#### THE REQUEST:
Every entry needs to be printed exactly, please.

--*--

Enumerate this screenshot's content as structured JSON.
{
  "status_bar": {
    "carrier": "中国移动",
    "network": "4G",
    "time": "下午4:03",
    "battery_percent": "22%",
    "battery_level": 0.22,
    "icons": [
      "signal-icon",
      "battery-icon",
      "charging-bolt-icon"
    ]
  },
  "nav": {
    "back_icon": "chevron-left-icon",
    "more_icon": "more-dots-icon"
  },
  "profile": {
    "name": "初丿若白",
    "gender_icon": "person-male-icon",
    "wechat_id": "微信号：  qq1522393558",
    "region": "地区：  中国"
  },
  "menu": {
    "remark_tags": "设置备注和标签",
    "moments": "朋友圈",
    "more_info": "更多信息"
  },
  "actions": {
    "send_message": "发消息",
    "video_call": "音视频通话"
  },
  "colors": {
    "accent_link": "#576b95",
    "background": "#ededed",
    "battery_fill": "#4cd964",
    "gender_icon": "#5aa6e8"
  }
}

--*--

#### REPLY:
Enumerate this screenshot's content as structured JSON.
{
  "status_bar": {
    "carrier": "中国移动",
    "network": "4G",
    "time": "下午4:03",
    "battery_percent": "22%",
    "battery_level": 0.22,
    "icons": [
      "signal-icon",
      "battery-icon",
      "charging-bolt-icon"
    ]
  },
  "nav": {
    "back_icon": "chevron-left-icon",
    "more_icon": "more-dots-icon"
  },
  "profile": {
    "name": "初丿若白",
    "gender_icon": "person-male-icon",
    "wechat_id": "微信号：  qq1522393558",
    "region": "地区：  中国"
  },
  "menu": {
    "remark_tags": "设置备注和标签",
    "moments": "朋友圈",
    "more_info": "更多信息"
  },
  "actions": {
    "send_message": "发消息",
    "video_call": "音视频通话"
  },
  "colors": {
    "accent_link": "#576b95",
    "background": "#ededed",
    "battery_fill": "#4cd964",
    "gender_icon": "#5aa6e8"
  }
}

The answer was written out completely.